→ **Exercise details**: In the entries below, count every line containing "mail". Reply with the number alone.

→ **Material**:
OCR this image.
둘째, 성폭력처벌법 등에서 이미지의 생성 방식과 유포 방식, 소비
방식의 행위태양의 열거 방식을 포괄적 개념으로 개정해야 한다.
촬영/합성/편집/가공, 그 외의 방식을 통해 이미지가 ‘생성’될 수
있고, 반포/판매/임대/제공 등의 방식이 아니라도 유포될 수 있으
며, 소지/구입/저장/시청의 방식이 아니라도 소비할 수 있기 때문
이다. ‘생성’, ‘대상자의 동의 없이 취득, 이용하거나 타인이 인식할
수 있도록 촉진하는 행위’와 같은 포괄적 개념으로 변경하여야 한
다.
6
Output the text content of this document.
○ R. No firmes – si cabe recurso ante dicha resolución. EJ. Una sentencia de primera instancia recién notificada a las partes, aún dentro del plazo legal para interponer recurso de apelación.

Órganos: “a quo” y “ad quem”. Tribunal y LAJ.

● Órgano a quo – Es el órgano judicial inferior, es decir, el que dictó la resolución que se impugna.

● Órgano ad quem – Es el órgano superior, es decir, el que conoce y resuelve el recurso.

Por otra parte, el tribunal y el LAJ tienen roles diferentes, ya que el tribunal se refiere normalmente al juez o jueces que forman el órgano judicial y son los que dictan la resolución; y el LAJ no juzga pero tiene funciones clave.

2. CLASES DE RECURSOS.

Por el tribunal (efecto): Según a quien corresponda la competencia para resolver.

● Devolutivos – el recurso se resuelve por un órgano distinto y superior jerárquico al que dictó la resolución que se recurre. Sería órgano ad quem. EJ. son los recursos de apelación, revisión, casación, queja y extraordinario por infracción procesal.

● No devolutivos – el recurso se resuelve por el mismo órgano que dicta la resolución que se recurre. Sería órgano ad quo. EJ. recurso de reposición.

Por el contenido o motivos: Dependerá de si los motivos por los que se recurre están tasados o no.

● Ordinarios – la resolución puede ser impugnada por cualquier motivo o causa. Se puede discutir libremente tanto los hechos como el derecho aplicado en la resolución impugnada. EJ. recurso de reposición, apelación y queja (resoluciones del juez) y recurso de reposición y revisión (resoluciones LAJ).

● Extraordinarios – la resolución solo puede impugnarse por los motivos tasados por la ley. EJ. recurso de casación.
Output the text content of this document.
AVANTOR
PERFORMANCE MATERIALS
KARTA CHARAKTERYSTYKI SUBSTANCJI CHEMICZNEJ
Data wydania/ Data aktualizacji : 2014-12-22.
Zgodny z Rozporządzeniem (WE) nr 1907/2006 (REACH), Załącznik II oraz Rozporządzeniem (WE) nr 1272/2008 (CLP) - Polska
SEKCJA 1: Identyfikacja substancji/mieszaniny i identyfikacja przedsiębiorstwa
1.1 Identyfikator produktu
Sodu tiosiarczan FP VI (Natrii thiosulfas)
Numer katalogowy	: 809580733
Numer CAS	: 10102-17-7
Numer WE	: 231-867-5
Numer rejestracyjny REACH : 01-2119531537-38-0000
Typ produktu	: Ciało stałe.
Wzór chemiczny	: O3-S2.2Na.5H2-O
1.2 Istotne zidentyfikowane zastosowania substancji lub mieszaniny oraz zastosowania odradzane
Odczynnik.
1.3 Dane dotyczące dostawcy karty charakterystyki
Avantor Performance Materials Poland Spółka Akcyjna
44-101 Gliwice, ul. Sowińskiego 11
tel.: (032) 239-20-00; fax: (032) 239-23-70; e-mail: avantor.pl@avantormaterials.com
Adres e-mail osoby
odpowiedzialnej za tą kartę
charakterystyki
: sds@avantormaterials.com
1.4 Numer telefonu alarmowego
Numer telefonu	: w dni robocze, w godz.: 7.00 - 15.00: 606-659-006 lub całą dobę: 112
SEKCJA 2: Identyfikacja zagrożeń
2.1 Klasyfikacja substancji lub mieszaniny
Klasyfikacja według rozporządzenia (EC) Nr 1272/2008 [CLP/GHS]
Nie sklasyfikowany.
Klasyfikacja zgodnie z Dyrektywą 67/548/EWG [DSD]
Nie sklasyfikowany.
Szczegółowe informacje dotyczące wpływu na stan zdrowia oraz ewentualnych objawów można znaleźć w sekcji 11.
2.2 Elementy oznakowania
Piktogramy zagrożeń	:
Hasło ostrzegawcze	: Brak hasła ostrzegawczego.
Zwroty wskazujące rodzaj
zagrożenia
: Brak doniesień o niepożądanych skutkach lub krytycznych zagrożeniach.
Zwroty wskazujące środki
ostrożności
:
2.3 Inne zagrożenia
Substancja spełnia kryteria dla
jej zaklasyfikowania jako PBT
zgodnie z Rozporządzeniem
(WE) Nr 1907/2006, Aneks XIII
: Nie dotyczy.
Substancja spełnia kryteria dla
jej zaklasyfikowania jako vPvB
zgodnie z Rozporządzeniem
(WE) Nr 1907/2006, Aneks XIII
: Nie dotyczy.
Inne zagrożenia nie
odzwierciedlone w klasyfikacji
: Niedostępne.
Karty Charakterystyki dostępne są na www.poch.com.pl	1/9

→ **Response**: 2